Metin parçası |
++++++++++
Bu rejim, halka karşıdır ve derhal ortadan kaldırılmalıdır. Bu, halkın sorunlarına hiçbir çözüm üretmeyen eskinin parlamenter rejimine geri dönülerek yapılamaz. Kuvvetler ayrılığına dayanan, halkın söz, yetki ve karar süreçlerine dahil edildiği, yerel yönetimlerin ve yerinden yönetim anlayışının temel alındığı yeni bir düzen kurulmalıdır.

GERİCİLERİN DEVLET İÇİNDEKİ ÖRGÜTLENMELERİ DAĞITILMALI 
Bu dönüşüm, İslamcı kesimlerin devleti ele geçirmek için yarıştıkları, hem devleti hem toplumu dinselleştirdikleri ve bunun için kanlı ya da kansız darbelere başvurdukları bir ortamda gerçekleşemez. Yeni siyasal zemin, mutlaka ve mutlaka laiklik temeli üzerinde tarikatların ve dinsel cemaatlerin etkisizleştirildiği bir anlayışla kurulmalıdır. Bunun için tarikat ve cemaatlere sunulan tüm devlet desteğine son verilmeli, gerici örgütlenmelerin devlet içindeki kadroları dağıtılmalıdır. Dinin devlet işlerini ve toplumsal hayatı düzenlemeyeceği bir siyasal yapı kurulmalıdır. Başta Aleviler olmak üzere bütün farklı inanç odaklarının özgürce inançlarını yaşamaları sağlanmalıdır.
++++++++++
Kayıtlı veriler |
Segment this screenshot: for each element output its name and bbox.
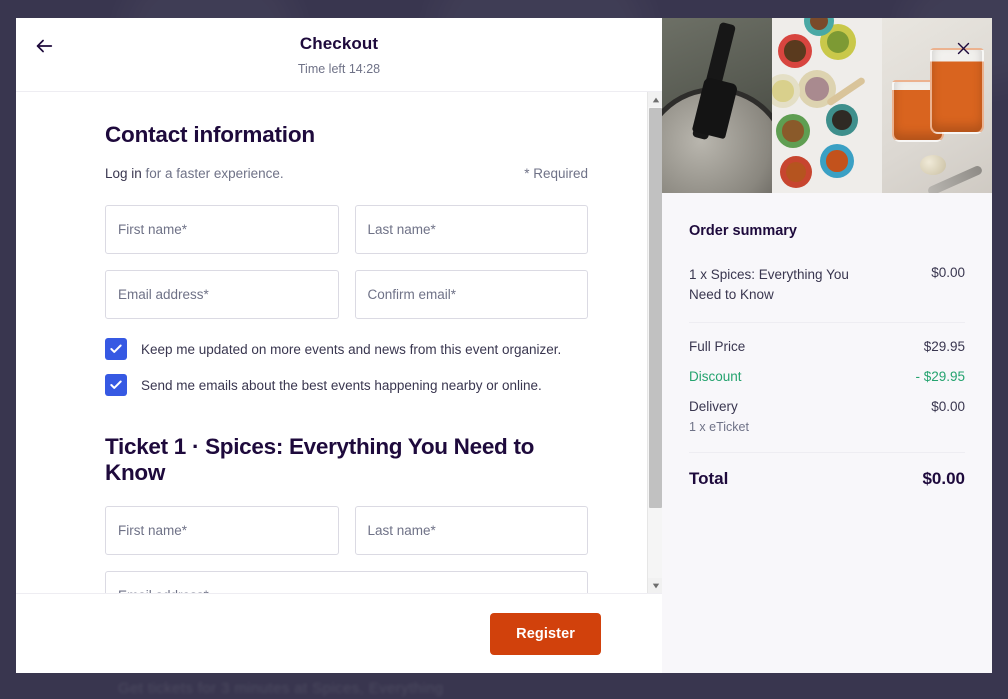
++++++++++
Belirtilen görev |
Metin parçasına göre tarikat ve cemaatlere sunulan devlet desteğine ne yapılmalıdır, lütfen belirtin. Veriler bu iş için gerekli değildir.

Doğru yanıt |
Tarikat ve cemaatlere sunulan tüm devlet desteğine son verilmelidir.